**YOUR TASK:** Count how many lines hold the word "испытания" and give that number as the whole answer.

**SUPPLIED ENTRIES:**
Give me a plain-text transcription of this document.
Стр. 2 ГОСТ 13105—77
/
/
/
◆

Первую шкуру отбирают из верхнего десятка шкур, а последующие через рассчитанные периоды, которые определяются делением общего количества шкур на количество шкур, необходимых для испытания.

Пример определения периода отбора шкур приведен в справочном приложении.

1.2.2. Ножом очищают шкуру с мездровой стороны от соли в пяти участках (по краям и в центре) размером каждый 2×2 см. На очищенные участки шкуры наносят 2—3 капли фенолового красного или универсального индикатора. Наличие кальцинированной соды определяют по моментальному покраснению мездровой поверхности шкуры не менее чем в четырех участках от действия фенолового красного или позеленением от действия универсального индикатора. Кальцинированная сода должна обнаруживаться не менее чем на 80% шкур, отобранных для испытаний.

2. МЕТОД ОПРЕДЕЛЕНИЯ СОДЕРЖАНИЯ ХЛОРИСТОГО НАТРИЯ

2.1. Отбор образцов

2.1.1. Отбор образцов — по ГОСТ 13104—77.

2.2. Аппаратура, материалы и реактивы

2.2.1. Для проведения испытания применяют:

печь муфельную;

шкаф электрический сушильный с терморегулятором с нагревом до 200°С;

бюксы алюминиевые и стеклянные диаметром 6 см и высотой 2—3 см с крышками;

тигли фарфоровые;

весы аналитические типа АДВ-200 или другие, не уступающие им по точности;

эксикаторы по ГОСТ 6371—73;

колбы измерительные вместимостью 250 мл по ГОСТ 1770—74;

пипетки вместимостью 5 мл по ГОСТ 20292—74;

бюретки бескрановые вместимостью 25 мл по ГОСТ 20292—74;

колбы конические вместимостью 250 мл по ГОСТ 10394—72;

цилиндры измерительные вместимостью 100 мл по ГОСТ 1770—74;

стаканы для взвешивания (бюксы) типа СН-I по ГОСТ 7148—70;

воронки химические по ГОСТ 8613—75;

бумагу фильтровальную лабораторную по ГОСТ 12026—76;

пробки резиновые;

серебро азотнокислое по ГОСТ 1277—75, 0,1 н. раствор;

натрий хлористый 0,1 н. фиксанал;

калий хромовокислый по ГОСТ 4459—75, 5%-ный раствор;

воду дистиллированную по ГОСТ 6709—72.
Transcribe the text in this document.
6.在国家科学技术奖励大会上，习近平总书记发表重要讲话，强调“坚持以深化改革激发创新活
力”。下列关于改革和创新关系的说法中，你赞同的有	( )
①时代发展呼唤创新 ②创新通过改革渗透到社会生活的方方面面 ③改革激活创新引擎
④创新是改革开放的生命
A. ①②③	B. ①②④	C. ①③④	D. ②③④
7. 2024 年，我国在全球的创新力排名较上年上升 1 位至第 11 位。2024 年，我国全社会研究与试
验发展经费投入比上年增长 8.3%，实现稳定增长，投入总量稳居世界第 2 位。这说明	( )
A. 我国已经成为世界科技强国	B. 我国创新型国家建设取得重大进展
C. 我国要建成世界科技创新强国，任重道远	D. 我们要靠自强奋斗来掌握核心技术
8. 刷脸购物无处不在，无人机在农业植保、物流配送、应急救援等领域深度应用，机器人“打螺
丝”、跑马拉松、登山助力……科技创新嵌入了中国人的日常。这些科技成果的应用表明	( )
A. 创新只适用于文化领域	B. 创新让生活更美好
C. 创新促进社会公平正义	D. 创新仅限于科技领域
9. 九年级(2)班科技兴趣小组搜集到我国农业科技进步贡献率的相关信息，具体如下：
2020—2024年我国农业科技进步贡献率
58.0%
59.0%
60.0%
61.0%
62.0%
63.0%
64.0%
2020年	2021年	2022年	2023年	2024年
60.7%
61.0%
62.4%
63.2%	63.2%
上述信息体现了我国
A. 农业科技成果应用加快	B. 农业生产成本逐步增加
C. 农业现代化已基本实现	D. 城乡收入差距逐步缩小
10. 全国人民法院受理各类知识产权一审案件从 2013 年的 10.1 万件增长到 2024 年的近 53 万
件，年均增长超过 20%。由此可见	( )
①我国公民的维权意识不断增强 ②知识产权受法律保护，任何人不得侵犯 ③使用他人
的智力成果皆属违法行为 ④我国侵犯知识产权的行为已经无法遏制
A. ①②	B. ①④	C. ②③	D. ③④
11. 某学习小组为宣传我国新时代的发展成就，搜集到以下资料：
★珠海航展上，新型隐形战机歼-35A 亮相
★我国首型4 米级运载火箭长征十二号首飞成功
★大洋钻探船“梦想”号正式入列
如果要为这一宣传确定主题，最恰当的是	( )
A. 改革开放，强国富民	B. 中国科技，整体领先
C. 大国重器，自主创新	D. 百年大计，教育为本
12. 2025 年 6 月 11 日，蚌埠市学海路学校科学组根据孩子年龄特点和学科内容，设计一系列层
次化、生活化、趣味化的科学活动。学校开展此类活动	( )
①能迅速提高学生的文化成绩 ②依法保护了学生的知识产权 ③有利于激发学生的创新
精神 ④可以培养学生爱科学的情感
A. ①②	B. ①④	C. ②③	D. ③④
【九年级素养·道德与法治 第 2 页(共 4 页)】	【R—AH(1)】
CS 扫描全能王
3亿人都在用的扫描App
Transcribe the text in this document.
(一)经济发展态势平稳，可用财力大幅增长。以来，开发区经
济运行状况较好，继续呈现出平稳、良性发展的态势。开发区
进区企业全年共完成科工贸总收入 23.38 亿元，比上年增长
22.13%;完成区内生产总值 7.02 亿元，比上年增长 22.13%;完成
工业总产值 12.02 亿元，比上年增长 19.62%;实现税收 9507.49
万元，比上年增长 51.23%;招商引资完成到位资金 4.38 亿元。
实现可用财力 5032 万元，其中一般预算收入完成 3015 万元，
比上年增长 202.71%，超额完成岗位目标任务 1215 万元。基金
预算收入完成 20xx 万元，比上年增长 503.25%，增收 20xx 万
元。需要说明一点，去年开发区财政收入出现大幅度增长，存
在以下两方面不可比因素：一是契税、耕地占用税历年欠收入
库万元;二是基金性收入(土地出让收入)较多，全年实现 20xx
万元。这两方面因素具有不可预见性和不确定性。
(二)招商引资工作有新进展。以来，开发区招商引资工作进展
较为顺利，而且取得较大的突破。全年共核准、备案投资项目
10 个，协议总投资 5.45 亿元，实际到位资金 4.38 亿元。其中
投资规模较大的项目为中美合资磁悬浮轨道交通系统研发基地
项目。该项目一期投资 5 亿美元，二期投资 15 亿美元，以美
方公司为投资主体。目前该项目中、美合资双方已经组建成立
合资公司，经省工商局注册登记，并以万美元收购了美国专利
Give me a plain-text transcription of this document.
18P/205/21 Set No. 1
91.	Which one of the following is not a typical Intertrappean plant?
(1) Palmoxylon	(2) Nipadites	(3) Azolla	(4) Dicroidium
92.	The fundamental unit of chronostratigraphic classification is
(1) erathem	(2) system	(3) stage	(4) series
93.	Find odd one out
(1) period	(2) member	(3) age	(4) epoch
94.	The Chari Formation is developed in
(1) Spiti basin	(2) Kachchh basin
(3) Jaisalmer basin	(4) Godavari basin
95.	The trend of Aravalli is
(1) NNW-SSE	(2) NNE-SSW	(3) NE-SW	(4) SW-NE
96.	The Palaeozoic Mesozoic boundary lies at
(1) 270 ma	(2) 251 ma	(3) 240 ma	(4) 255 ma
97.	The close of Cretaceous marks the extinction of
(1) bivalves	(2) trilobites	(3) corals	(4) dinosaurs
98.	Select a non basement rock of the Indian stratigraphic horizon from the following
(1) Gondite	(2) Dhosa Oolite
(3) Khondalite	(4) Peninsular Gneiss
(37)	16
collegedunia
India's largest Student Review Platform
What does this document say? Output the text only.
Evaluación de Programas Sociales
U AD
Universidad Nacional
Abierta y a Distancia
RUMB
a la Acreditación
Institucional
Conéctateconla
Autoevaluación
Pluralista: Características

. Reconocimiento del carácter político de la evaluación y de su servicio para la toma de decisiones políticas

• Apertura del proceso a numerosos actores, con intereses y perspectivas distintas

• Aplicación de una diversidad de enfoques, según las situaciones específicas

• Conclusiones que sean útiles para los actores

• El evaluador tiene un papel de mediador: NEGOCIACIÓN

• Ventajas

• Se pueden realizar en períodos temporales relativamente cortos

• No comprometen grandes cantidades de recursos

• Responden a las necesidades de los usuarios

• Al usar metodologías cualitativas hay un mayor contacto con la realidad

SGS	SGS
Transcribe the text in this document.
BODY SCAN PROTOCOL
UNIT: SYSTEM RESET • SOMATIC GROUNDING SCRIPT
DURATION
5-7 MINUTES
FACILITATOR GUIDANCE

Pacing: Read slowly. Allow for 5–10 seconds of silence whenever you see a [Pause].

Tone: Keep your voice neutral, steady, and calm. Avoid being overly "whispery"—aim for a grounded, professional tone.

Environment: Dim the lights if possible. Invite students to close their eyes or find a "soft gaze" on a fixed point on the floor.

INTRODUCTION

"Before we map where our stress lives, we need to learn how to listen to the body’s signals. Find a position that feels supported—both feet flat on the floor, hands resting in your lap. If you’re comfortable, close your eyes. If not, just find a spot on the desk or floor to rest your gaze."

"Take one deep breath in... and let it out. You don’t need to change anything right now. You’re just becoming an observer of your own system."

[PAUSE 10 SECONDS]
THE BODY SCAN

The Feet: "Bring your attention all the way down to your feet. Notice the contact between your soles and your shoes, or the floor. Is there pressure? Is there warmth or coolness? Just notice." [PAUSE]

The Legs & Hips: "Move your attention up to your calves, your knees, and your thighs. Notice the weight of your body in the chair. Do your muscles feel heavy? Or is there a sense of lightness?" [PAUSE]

**EXERCISE ANSWER:** 2